Work to do:
Find the lines below that contain the string "North". Copy each one.

+ + + + + + +

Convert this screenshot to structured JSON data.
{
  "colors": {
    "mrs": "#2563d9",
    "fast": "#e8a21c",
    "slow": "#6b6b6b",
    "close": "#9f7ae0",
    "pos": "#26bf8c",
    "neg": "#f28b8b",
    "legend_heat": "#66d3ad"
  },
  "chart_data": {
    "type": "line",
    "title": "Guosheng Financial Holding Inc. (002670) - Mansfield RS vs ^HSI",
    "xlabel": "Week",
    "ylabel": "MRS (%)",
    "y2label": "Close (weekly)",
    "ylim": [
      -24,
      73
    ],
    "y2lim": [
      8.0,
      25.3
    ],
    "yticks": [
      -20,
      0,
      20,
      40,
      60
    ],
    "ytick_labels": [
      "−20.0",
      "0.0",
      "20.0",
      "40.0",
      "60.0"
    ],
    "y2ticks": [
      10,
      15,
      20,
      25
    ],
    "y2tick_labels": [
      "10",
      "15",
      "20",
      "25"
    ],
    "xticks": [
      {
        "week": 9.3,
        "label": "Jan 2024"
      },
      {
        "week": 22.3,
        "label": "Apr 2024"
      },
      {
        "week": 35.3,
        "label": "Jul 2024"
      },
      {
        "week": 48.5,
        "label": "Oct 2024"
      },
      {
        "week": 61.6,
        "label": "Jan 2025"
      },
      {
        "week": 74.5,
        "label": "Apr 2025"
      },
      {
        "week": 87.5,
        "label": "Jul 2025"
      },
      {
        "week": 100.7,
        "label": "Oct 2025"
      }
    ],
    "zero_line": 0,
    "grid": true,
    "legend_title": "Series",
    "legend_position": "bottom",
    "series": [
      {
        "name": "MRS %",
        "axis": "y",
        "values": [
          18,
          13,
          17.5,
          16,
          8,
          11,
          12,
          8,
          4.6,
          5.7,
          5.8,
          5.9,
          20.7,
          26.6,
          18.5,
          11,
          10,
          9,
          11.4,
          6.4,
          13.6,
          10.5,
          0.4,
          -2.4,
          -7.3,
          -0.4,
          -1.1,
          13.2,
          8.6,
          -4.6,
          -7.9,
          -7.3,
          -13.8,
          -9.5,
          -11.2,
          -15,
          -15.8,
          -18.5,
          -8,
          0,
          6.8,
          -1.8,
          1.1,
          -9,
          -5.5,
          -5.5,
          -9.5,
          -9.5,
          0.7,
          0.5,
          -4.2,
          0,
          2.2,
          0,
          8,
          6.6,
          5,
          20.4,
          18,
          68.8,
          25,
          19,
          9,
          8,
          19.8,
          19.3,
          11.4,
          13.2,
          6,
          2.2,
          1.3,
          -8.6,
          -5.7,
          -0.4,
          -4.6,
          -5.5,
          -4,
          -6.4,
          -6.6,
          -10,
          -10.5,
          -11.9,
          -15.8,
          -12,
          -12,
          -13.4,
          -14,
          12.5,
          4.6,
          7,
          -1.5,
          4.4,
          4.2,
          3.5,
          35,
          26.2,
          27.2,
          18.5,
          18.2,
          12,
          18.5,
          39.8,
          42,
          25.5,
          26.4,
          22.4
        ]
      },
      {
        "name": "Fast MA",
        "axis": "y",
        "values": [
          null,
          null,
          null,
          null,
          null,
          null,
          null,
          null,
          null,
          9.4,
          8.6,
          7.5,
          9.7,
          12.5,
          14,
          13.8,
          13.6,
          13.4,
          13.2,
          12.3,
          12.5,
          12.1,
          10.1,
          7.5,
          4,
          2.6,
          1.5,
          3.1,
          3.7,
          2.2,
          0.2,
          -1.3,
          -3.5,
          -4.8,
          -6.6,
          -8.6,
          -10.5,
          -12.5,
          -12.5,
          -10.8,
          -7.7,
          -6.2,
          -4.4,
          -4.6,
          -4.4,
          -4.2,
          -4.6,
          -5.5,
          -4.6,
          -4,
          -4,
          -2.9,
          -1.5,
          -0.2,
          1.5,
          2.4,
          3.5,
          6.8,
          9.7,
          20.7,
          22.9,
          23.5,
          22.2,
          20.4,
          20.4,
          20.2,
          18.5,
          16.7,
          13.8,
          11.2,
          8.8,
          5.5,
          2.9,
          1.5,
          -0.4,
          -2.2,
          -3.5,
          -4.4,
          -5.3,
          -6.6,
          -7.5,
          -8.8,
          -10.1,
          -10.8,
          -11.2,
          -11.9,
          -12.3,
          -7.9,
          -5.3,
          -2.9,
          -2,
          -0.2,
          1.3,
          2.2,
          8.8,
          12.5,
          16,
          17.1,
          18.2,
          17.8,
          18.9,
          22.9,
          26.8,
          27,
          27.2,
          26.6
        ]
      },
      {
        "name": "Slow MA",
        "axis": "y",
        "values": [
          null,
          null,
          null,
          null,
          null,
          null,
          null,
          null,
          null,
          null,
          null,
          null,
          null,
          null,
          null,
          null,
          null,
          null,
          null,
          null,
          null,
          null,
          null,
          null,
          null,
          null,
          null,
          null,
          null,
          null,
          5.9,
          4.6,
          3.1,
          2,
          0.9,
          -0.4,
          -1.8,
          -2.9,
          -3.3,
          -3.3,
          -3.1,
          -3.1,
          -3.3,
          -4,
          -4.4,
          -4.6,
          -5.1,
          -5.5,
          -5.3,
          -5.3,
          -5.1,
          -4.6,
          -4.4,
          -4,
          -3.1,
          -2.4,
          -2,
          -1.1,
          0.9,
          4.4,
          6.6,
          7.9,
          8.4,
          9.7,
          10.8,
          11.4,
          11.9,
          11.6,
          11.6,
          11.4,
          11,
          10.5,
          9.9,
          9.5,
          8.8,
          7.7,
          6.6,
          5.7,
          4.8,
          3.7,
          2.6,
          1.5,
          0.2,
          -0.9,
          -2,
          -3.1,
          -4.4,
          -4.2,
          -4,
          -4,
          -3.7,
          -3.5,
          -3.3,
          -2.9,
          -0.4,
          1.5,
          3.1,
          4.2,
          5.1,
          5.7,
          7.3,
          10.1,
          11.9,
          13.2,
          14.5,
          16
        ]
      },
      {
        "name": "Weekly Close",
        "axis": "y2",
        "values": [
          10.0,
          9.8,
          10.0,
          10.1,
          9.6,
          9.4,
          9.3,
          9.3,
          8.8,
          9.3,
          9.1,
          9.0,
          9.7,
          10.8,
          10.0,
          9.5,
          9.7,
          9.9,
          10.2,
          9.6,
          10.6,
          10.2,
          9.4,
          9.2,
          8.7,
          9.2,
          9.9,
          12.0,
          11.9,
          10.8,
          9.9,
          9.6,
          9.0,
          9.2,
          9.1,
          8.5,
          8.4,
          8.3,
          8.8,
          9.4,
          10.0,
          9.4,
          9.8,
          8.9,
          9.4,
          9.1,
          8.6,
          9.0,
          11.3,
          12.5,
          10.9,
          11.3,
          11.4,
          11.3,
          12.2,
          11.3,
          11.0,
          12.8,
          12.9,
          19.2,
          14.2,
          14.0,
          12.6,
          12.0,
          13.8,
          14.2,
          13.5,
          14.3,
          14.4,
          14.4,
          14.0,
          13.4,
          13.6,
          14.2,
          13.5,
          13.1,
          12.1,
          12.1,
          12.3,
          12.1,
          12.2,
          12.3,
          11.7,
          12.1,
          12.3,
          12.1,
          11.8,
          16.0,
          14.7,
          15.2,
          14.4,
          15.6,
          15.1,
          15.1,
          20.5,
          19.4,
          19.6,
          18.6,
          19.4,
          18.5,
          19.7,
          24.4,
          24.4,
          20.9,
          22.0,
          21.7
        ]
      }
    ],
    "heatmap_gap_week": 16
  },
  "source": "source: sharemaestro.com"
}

+ + + + + + +

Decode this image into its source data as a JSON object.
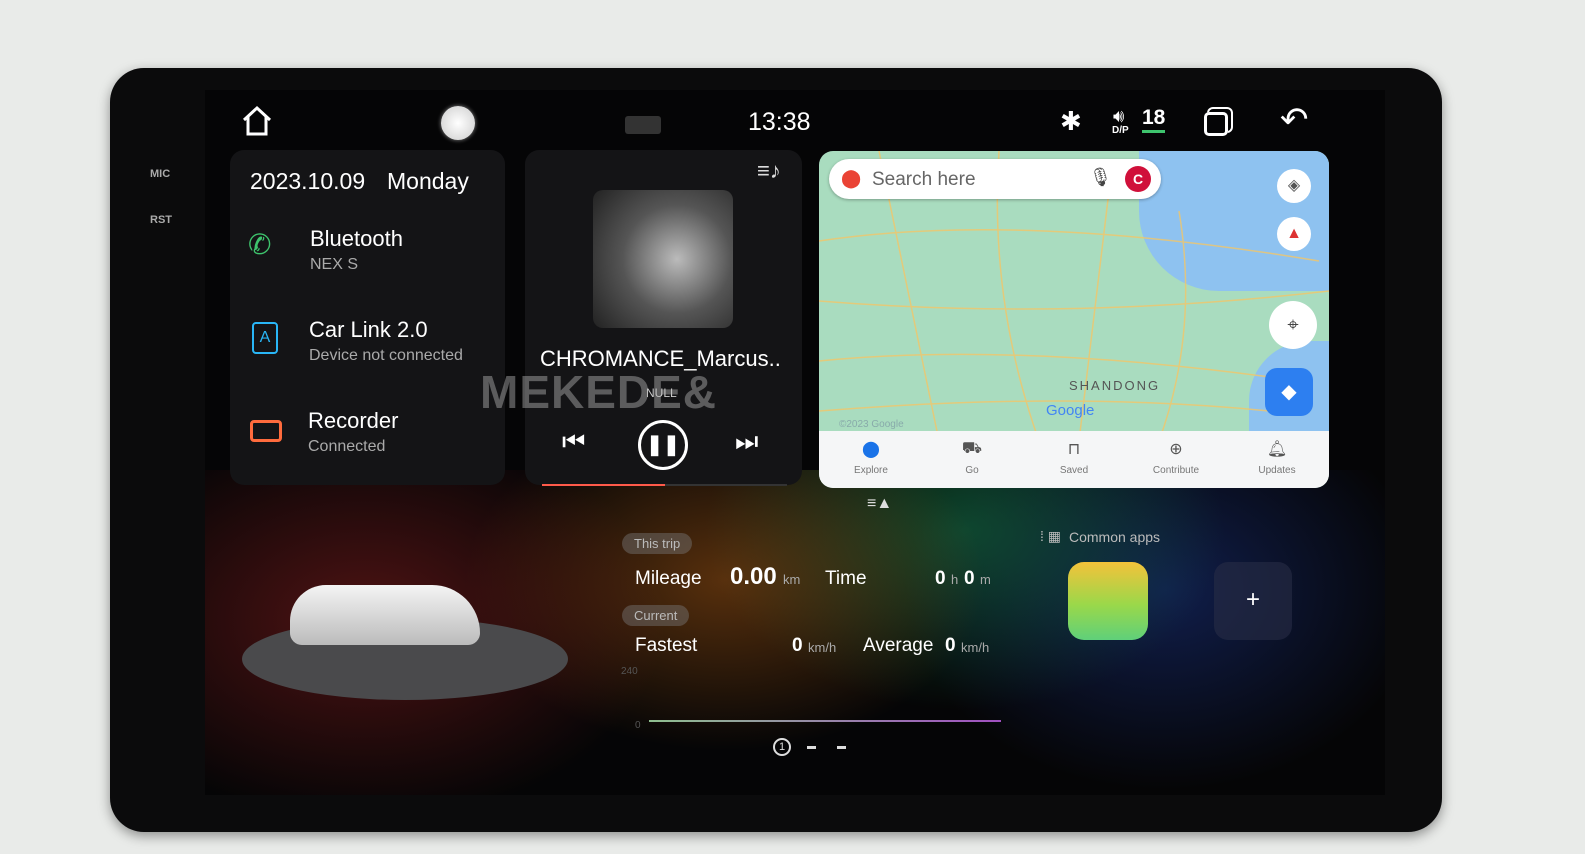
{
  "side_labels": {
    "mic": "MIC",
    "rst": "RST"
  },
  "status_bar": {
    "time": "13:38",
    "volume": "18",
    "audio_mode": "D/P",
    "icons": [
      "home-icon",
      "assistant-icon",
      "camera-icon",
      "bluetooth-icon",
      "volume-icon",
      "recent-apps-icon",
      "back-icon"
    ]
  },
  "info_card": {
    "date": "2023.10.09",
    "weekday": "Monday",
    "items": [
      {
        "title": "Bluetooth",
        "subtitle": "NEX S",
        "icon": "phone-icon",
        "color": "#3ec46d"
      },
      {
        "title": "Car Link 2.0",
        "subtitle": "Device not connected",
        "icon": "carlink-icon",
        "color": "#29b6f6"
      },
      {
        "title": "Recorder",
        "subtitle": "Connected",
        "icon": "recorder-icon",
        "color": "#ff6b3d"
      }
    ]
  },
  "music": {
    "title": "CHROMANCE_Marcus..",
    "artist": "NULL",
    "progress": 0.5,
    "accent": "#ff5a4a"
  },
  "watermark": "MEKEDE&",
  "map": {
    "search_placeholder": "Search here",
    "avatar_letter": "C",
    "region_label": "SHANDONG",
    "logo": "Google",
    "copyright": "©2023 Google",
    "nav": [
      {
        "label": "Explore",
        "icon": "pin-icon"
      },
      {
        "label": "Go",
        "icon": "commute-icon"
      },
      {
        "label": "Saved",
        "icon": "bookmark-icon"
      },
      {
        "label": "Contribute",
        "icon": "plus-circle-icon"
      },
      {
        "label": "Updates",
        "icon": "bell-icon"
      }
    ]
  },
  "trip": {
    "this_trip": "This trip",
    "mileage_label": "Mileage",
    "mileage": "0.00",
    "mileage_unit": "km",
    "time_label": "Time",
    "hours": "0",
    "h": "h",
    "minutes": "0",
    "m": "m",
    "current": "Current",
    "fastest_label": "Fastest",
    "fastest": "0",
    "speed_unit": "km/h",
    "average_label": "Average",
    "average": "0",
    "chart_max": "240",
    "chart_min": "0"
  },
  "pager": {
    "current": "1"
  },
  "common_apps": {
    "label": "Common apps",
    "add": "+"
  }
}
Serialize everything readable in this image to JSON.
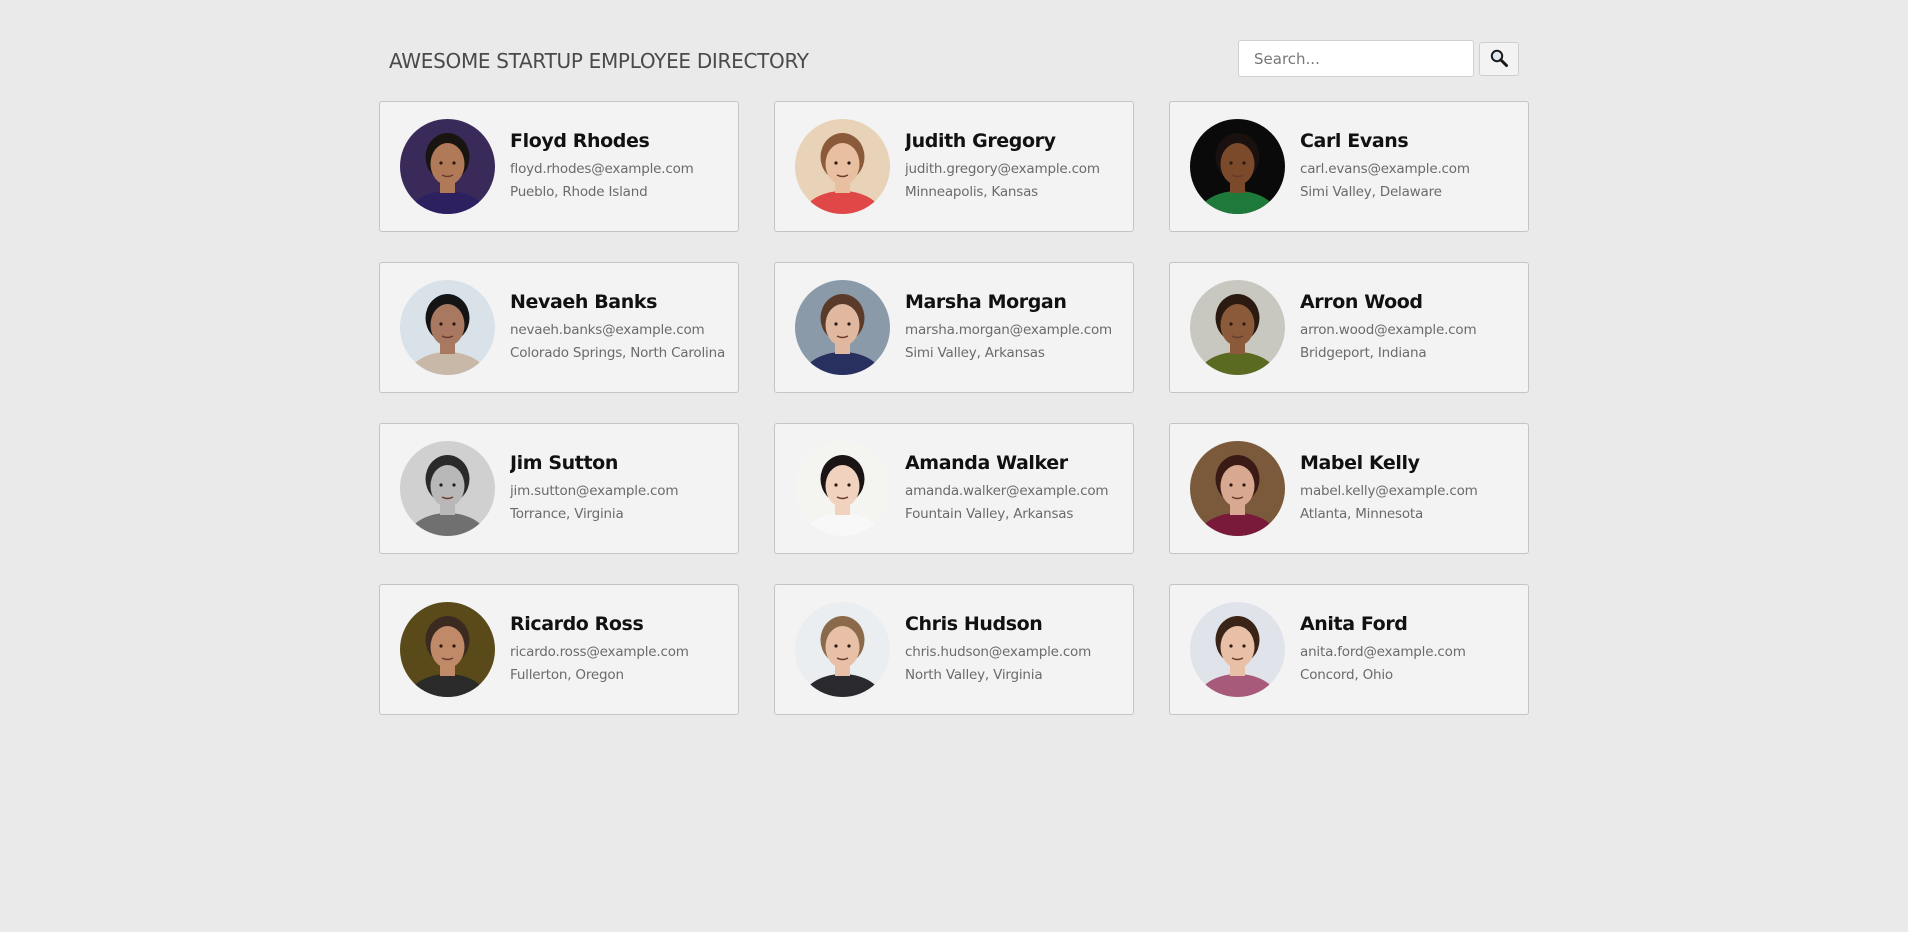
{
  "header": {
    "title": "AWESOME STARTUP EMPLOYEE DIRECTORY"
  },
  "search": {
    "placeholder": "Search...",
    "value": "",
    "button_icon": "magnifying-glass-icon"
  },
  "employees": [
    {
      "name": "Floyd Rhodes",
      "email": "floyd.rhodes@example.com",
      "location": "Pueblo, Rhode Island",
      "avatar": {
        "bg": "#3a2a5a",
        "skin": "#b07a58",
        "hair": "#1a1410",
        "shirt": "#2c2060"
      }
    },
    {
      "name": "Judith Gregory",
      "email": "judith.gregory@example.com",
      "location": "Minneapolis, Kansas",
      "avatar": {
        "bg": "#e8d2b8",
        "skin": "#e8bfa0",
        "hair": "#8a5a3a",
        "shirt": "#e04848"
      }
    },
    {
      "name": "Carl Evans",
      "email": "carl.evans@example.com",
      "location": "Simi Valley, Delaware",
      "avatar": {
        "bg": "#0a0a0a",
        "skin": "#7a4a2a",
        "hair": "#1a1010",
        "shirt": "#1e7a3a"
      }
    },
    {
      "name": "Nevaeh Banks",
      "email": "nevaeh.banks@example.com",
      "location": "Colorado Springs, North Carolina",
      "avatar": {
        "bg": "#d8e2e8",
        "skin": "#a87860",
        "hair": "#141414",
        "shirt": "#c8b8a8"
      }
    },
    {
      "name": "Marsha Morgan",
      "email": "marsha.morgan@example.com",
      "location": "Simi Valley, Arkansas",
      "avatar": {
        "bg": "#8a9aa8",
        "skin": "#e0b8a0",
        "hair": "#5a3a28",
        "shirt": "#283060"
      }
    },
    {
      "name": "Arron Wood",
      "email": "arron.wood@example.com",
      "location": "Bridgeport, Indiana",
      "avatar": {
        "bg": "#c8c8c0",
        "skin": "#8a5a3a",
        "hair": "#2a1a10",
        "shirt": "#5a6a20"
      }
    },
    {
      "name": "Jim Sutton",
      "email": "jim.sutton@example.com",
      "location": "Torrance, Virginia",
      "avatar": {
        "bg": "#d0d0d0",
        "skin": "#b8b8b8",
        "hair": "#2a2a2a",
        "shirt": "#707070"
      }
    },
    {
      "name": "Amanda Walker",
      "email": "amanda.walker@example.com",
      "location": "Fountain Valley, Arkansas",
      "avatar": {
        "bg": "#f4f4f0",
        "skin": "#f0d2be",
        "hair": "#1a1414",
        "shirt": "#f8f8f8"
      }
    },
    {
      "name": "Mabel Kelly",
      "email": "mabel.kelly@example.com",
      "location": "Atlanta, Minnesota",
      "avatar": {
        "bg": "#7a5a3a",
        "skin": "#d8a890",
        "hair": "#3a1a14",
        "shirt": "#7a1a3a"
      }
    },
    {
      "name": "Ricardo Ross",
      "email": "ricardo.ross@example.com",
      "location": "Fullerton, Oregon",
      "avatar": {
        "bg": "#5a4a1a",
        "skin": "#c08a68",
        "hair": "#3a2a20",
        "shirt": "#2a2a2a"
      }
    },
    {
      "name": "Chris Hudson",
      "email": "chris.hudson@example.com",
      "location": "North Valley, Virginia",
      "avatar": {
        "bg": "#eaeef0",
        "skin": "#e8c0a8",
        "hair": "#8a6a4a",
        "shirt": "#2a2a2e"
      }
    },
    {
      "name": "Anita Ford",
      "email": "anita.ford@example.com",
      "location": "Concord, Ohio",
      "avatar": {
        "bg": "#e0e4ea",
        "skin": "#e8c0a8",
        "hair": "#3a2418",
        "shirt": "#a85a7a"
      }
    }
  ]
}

+ + + + + + +

Answer:
      "location": "Colorado Springs, North Carolina",
      "location": "North Valley, Virginia",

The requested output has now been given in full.